■ **EXERCISE OBJECTIVE**: Give only the number of lines that include the string "UNITED".

■ **RECORDS FOR THE EXERCISE**:
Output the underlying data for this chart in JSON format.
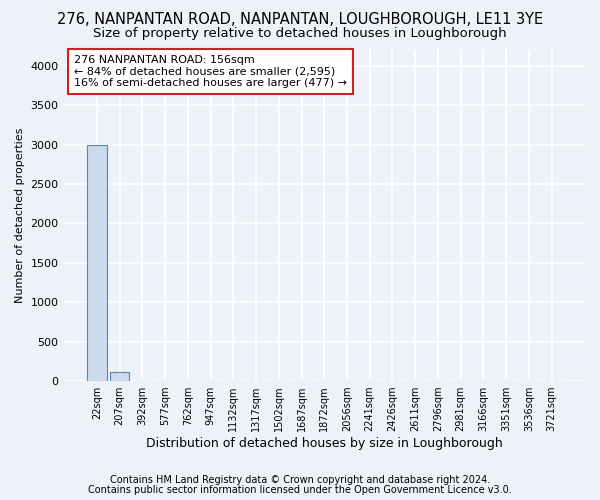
{
  "title": "276, NANPANTAN ROAD, NANPANTAN, LOUGHBOROUGH, LE11 3YE",
  "subtitle": "Size of property relative to detached houses in Loughborough",
  "xlabel": "Distribution of detached houses by size in Loughborough",
  "ylabel": "Number of detached properties",
  "footnote1": "Contains HM Land Registry data © Crown copyright and database right 2024.",
  "footnote2": "Contains public sector information licensed under the Open Government Licence v3.0.",
  "bar_labels": [
    "22sqm",
    "207sqm",
    "392sqm",
    "577sqm",
    "762sqm",
    "947sqm",
    "1132sqm",
    "1317sqm",
    "1502sqm",
    "1687sqm",
    "1872sqm",
    "2056sqm",
    "2241sqm",
    "2426sqm",
    "2611sqm",
    "2796sqm",
    "2981sqm",
    "3166sqm",
    "3351sqm",
    "3536sqm",
    "3721sqm"
  ],
  "bar_values": [
    3000,
    110,
    5,
    2,
    2,
    1,
    1,
    1,
    1,
    1,
    0,
    0,
    0,
    0,
    0,
    0,
    0,
    0,
    0,
    0,
    0
  ],
  "bar_color": "#ccdaeb",
  "bar_edge_color": "#5588bb",
  "annotation_title": "276 NANPANTAN ROAD: 156sqm",
  "annotation_line2": "← 84% of detached houses are smaller (2,595)",
  "annotation_line3": "16% of semi-detached houses are larger (477) →",
  "annotation_box_facecolor": "#ffffff",
  "annotation_box_edgecolor": "#cc2222",
  "ylim": [
    0,
    4200
  ],
  "yticks": [
    0,
    500,
    1000,
    1500,
    2000,
    2500,
    3000,
    3500,
    4000
  ],
  "bg_color": "#eef2f8",
  "plot_bg_color": "#eef2f8",
  "grid_color": "#ffffff",
  "title_fontsize": 10.5,
  "subtitle_fontsize": 9.5,
  "xlabel_fontsize": 9,
  "ylabel_fontsize": 8,
  "tick_fontsize": 8,
  "xtick_fontsize": 7,
  "footnote_fontsize": 7
}
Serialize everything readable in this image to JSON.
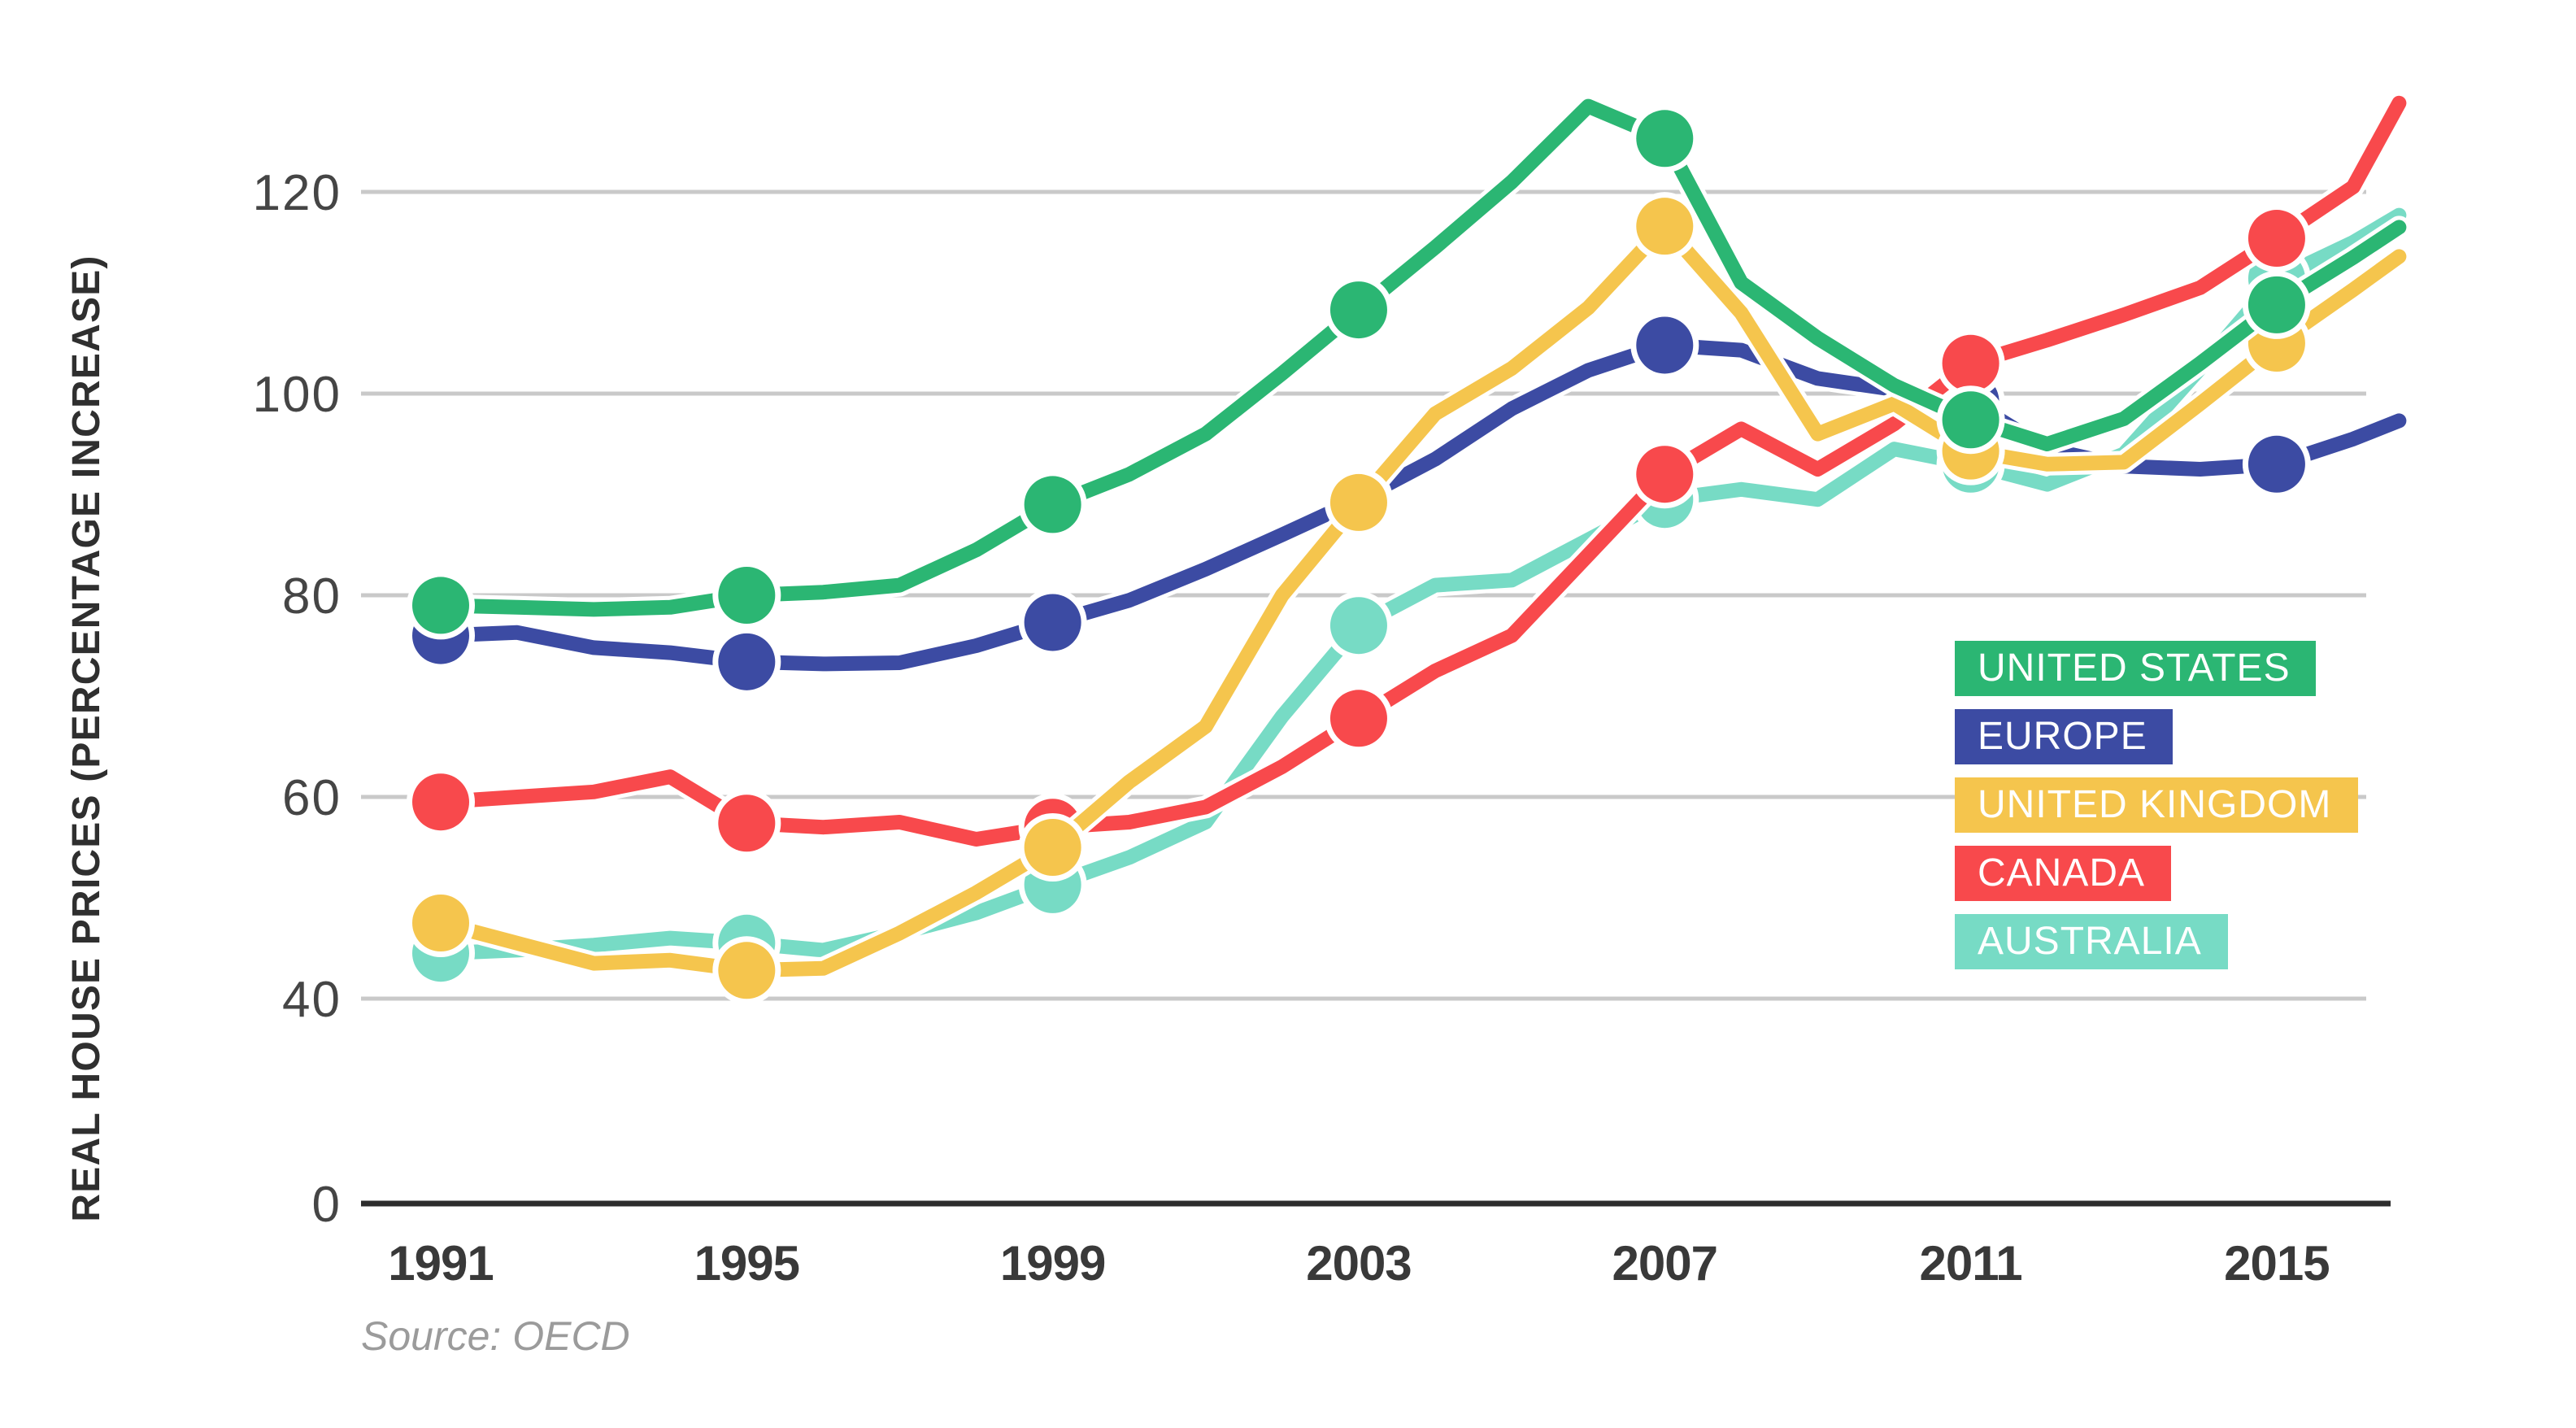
{
  "chart_data": {
    "type": "line",
    "title": "",
    "ylabel": "REAL HOUSE PRICES (PERCENTAGE INCREASE)",
    "xlabel": "",
    "source": "Source: OECD",
    "grid": "horizontal",
    "legend_position": "right-middle",
    "y_ticks": [
      0,
      40,
      60,
      80,
      100,
      120
    ],
    "ylim": [
      0,
      132
    ],
    "axis_note": "broken axis: 0 sits one step below 40",
    "x_tick_years": [
      1991,
      1995,
      1999,
      2003,
      2007,
      2011,
      2015
    ],
    "marker_years": [
      1991,
      1995,
      1999,
      2003,
      2007,
      2011,
      2015
    ],
    "x": [
      1991,
      1992,
      1993,
      1994,
      1995,
      1996,
      1997,
      1998,
      1999,
      2000,
      2001,
      2002,
      2003,
      2004,
      2005,
      2006,
      2007,
      2008,
      2009,
      2010,
      2011,
      2012,
      2013,
      2014,
      2015,
      2016,
      2016.6
    ],
    "z_order": [
      4,
      1,
      3,
      2,
      0
    ],
    "series": [
      {
        "name": "UNITED STATES",
        "color": "#2bb673",
        "values": [
          79,
          78.8,
          78.6,
          78.8,
          80,
          80.3,
          81,
          84.5,
          89,
          92,
          96,
          102,
          108.3,
          114.5,
          121,
          128.5,
          125.3,
          111,
          105.5,
          100.8,
          97.4,
          95,
          97.5,
          103,
          108.8,
          113.5,
          116.5
        ]
      },
      {
        "name": "EUROPE",
        "color": "#3c4ba3",
        "values": [
          76,
          76.3,
          74.8,
          74.3,
          73.4,
          73.2,
          73.3,
          75,
          77.3,
          79.5,
          82.6,
          86,
          89.5,
          93.5,
          98.5,
          102.3,
          104.8,
          104.3,
          101.5,
          100.4,
          99.2,
          94.5,
          92.8,
          92.5,
          93,
          95.5,
          97.3
        ]
      },
      {
        "name": "UNITED KINGDOM",
        "color": "#f5c54d",
        "values": [
          47.5,
          45.5,
          43.5,
          43.8,
          42.8,
          43,
          46.5,
          50.5,
          55,
          61.5,
          67,
          80,
          89.2,
          98,
          102.5,
          108.5,
          116.6,
          108,
          96,
          99,
          94.3,
          93,
          93.2,
          99,
          105,
          110.3,
          113.6
        ]
      },
      {
        "name": "CANADA",
        "color": "#f8494c",
        "values": [
          59.5,
          60,
          60.5,
          62,
          57.4,
          57,
          57.5,
          55.8,
          57,
          57.5,
          59,
          63,
          67.8,
          72.5,
          76,
          84,
          92,
          96.5,
          92.5,
          97,
          103,
          105.3,
          107.8,
          110.5,
          115.4,
          120.5,
          128.8
        ]
      },
      {
        "name": "AUSTRALIA",
        "color": "#77dbc5",
        "values": [
          44.5,
          44.8,
          45.3,
          46,
          45.5,
          44.8,
          46.5,
          48.5,
          51.3,
          54,
          57.5,
          68,
          77,
          81,
          81.5,
          85.5,
          89.5,
          90.5,
          89.5,
          94.5,
          93,
          91,
          94,
          102.5,
          111.4,
          115,
          117.7
        ]
      }
    ]
  },
  "legend": {
    "items": [
      {
        "label": "UNITED STATES",
        "color": "#2bb673"
      },
      {
        "label": "EUROPE",
        "color": "#3c4ba3"
      },
      {
        "label": "UNITED KINGDOM",
        "color": "#f5c54d"
      },
      {
        "label": "CANADA",
        "color": "#f8494c"
      },
      {
        "label": "AUSTRALIA",
        "color": "#77dbc5"
      }
    ]
  },
  "colors": {
    "background": "#ffffff",
    "gridline": "#c9c9c9",
    "axis_line": "#2d2d2d",
    "tick_label": "#454545",
    "x_label": "#393939",
    "source_text": "#9b9b9b",
    "line_casing": "#ffffff"
  }
}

■ **SOLUTION**: 4